▸ **TASK REQUIREMENTS**
Rewrite the items from the line containing "dropdown-value: 指定位置 bbox=[519, 498, 570, 513]" through the line containing "sidebar-item-docker[interactable]: › Docker" as a numbered list, leaving out any blank lines.

▸ **DATA FOR THE TASK**
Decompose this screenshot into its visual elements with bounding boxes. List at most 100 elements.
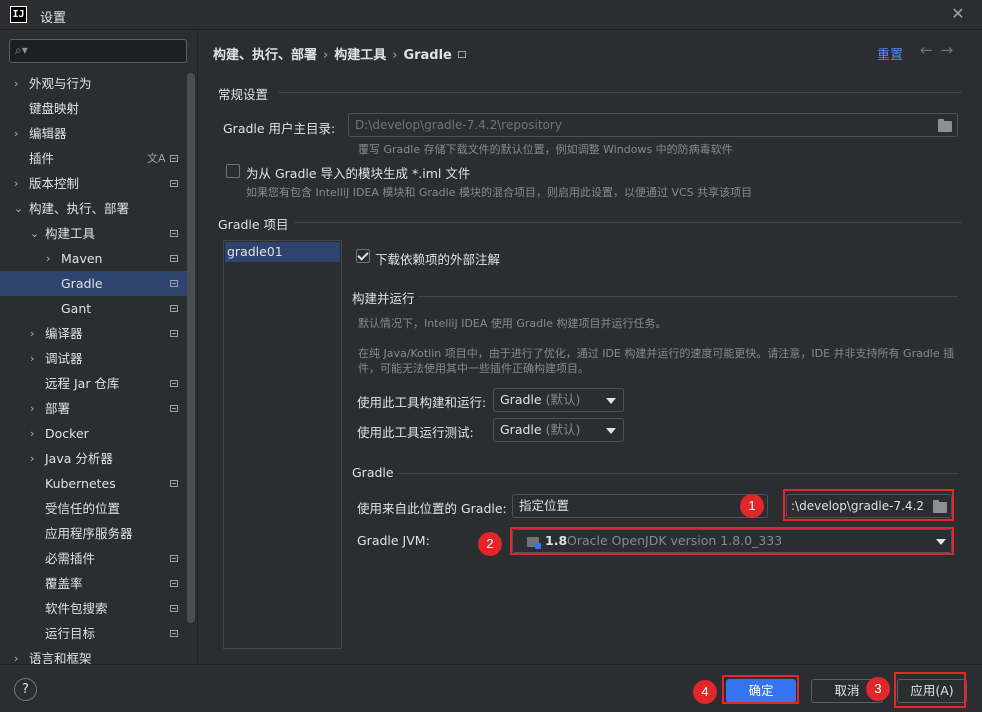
dropdown-value: 指定位置 bbox=[519, 498, 570, 513]
build-run-section-title: 构建并运行 bbox=[352, 291, 415, 306]
settings-mark-icon bbox=[170, 630, 178, 637]
chevron-down-icon: ⌄ bbox=[30, 227, 40, 240]
sidebar-item-docker[interactable]: › Docker bbox=[0, 421, 186, 446]
chevron-right-icon: › bbox=[46, 252, 51, 265]
settings-mark-icon bbox=[170, 580, 178, 587]
annotation-box-1 bbox=[783, 489, 954, 521]
settings-mark-icon bbox=[170, 280, 178, 287]
separator bbox=[294, 222, 962, 223]
sidebar-item-label: 应用程序服务器 bbox=[45, 526, 133, 541]
use-gradle-from-dropdown[interactable]: 指定位置 bbox=[512, 494, 768, 518]
project-section-title: Gradle 项目 bbox=[218, 217, 289, 232]
separator bbox=[418, 296, 958, 297]
dropdown-default: (默认) bbox=[545, 422, 581, 437]
sidebar-item-label: Kubernetes bbox=[45, 476, 116, 491]
annotation-badge-3: 3 bbox=[866, 677, 890, 701]
chevron-right-icon: › bbox=[14, 652, 19, 664]
sidebar-item-label: Gant bbox=[61, 301, 92, 316]
sidebar-item-maven[interactable]: › Maven bbox=[0, 246, 186, 271]
sidebar-item-label: 受信任的位置 bbox=[45, 501, 121, 516]
sidebar-item-label: 编辑器 bbox=[29, 126, 67, 141]
sidebar-item-coverage[interactable]: 覆盖率 bbox=[0, 571, 186, 596]
sidebar-item-build-execution-deployment[interactable]: ⌄ 构建、执行、部署 bbox=[0, 196, 186, 221]
back-arrow-icon[interactable]: ← bbox=[920, 41, 941, 59]
breadcrumb-item[interactable]: 构建工具 bbox=[334, 48, 386, 63]
dialog-footer: ? 确定 4 取消 应用(A) 3 bbox=[0, 664, 982, 712]
sidebar-item-trusted-locations[interactable]: 受信任的位置 bbox=[0, 496, 186, 521]
chevron-right-icon: › bbox=[30, 352, 35, 365]
sidebar-item-gant[interactable]: Gant bbox=[0, 296, 186, 321]
sidebar-item-debugger[interactable]: › 调试器 bbox=[0, 346, 186, 371]
breadcrumb-separator: › bbox=[392, 48, 398, 63]
download-annotations-checkbox[interactable] bbox=[356, 249, 370, 263]
sidebar-item-label: 键盘映射 bbox=[29, 101, 80, 116]
user-home-value: D:\develop\gradle-7.4.2\repository bbox=[355, 118, 562, 132]
dropdown-value: Gradle bbox=[500, 422, 542, 437]
reset-link[interactable]: 重置 bbox=[877, 44, 903, 63]
breadcrumb-item[interactable]: 构建、执行、部署 bbox=[213, 48, 317, 63]
settings-mark-icon bbox=[170, 230, 178, 237]
sidebar-item-build-tools[interactable]: ⌄ 构建工具 bbox=[0, 221, 186, 246]
build-run-hint: 在纯 Java/Kotlin 项目中，由于进行了优化，通过 IDE 构建并运行的… bbox=[358, 347, 955, 360]
sidebar-item-label: Java 分析器 bbox=[45, 451, 113, 466]
chevron-down-icon: ⌄ bbox=[14, 202, 24, 215]
build-run-hint: 件，可能无法使用其中一些插件正确构建项目。 bbox=[358, 362, 589, 375]
sidebar-item-gradle[interactable]: Gradle bbox=[0, 271, 195, 296]
sidebar-item-app-servers[interactable]: 应用程序服务器 bbox=[0, 521, 186, 546]
sidebar-item-appearance[interactable]: › 外观与行为 bbox=[0, 71, 186, 96]
sidebar-item-label: 版本控制 bbox=[29, 176, 80, 191]
sidebar-item-languages-frameworks[interactable]: › 语言和框架 bbox=[0, 646, 186, 664]
chevron-right-icon: › bbox=[14, 127, 19, 140]
settings-mark-icon bbox=[170, 255, 178, 262]
gradle-section-title: Gradle bbox=[352, 465, 394, 480]
sidebar-scrollbar[interactable] bbox=[187, 73, 195, 623]
title-bar: IJ 设置 ✕ bbox=[0, 0, 982, 30]
sidebar-item-required-plugins[interactable]: 必需插件 bbox=[0, 546, 186, 571]
settings-main-panel: 构建、执行、部署 › 构建工具 › Gradle 重置 ←→ 常规设置 Gradle 用… bbox=[198, 31, 982, 664]
chevron-right-icon: › bbox=[30, 452, 35, 465]
chevron-right-icon: › bbox=[14, 77, 19, 90]
user-home-field[interactable]: D:\develop\gradle-7.4.2\repository bbox=[348, 113, 958, 137]
sidebar-item-label: 调试器 bbox=[45, 351, 83, 366]
sidebar-item-editor[interactable]: › 编辑器 bbox=[0, 121, 186, 146]
window-title: 设置 bbox=[40, 11, 67, 26]
sidebar-item-compiler[interactable]: › 编译器 bbox=[0, 321, 186, 346]
sidebar-item-java-profiler[interactable]: › Java 分析器 bbox=[0, 446, 186, 471]
sidebar-item-label: 必需插件 bbox=[45, 551, 96, 566]
build-run-dropdown[interactable]: Gradle (默认) bbox=[493, 388, 624, 412]
chevron-down-icon bbox=[606, 428, 616, 434]
chevron-right-icon: › bbox=[14, 177, 19, 190]
settings-mark-icon bbox=[170, 305, 178, 312]
build-run-label: 使用此工具构建和运行: bbox=[357, 395, 487, 410]
translate-icon: 文A bbox=[147, 152, 166, 165]
help-button[interactable]: ? bbox=[14, 678, 37, 701]
sidebar-item-plugins[interactable]: 插件 文A bbox=[0, 146, 186, 171]
intellij-logo-icon: IJ bbox=[10, 6, 27, 23]
search-input[interactable]: ⌕▾ bbox=[9, 39, 187, 63]
sidebar-item-run-targets[interactable]: 运行目标 bbox=[0, 621, 186, 646]
sidebar-item-deployment[interactable]: › 部署 bbox=[0, 396, 186, 421]
breadcrumb: 构建、执行、部署 › 构建工具 › Gradle bbox=[213, 44, 466, 63]
sidebar-item-package-search[interactable]: 软件包搜索 bbox=[0, 596, 186, 621]
close-icon[interactable]: ✕ bbox=[948, 4, 968, 24]
sidebar-item-keymap[interactable]: 键盘映射 bbox=[0, 96, 186, 121]
sidebar-item-label: 运行目标 bbox=[45, 626, 96, 641]
folder-icon[interactable] bbox=[938, 119, 952, 132]
annotation-box-2 bbox=[510, 527, 954, 555]
test-label: 使用此工具运行测试: bbox=[357, 425, 474, 440]
sidebar-item-remote-jar[interactable]: 远程 Jar 仓库 bbox=[0, 371, 186, 396]
gradle-project-list[interactable]: gradle01 bbox=[223, 240, 342, 649]
sidebar-item-label: 软件包搜索 bbox=[45, 601, 108, 616]
test-dropdown[interactable]: Gradle (默认) bbox=[493, 418, 624, 442]
download-annotations-label: 下载依赖项的外部注解 bbox=[375, 252, 501, 267]
forward-arrow-icon[interactable]: → bbox=[941, 41, 962, 59]
sidebar-item-kubernetes[interactable]: Kubernetes bbox=[0, 471, 186, 496]
breadcrumb-separator: › bbox=[323, 48, 329, 63]
settings-mark-icon bbox=[170, 155, 178, 162]
general-section-title: 常规设置 bbox=[218, 87, 269, 102]
sidebar-item-vcs[interactable]: › 版本控制 bbox=[0, 171, 186, 196]
sidebar-item-label: 构建、执行、部署 bbox=[29, 201, 130, 216]
iml-checkbox[interactable] bbox=[226, 164, 240, 178]
iml-label: 为从 Gradle 导入的模块生成 *.iml 文件 bbox=[246, 166, 471, 181]
project-item-gradle01[interactable]: gradle01 bbox=[225, 242, 340, 262]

▸ **TASK OUTPUT**
1. dropdown-value: 指定位置 bbox=[519, 498, 570, 513]
2. build-run-section-title: 构建并运行 bbox=[352, 291, 415, 306]
3. settings-mark-icon bbox=[170, 630, 178, 637]
4. chevron-down-icon: ⌄ bbox=[30, 227, 40, 240]
5. sidebar-item-docker[interactable]: › Docker bbox=[0, 421, 186, 446]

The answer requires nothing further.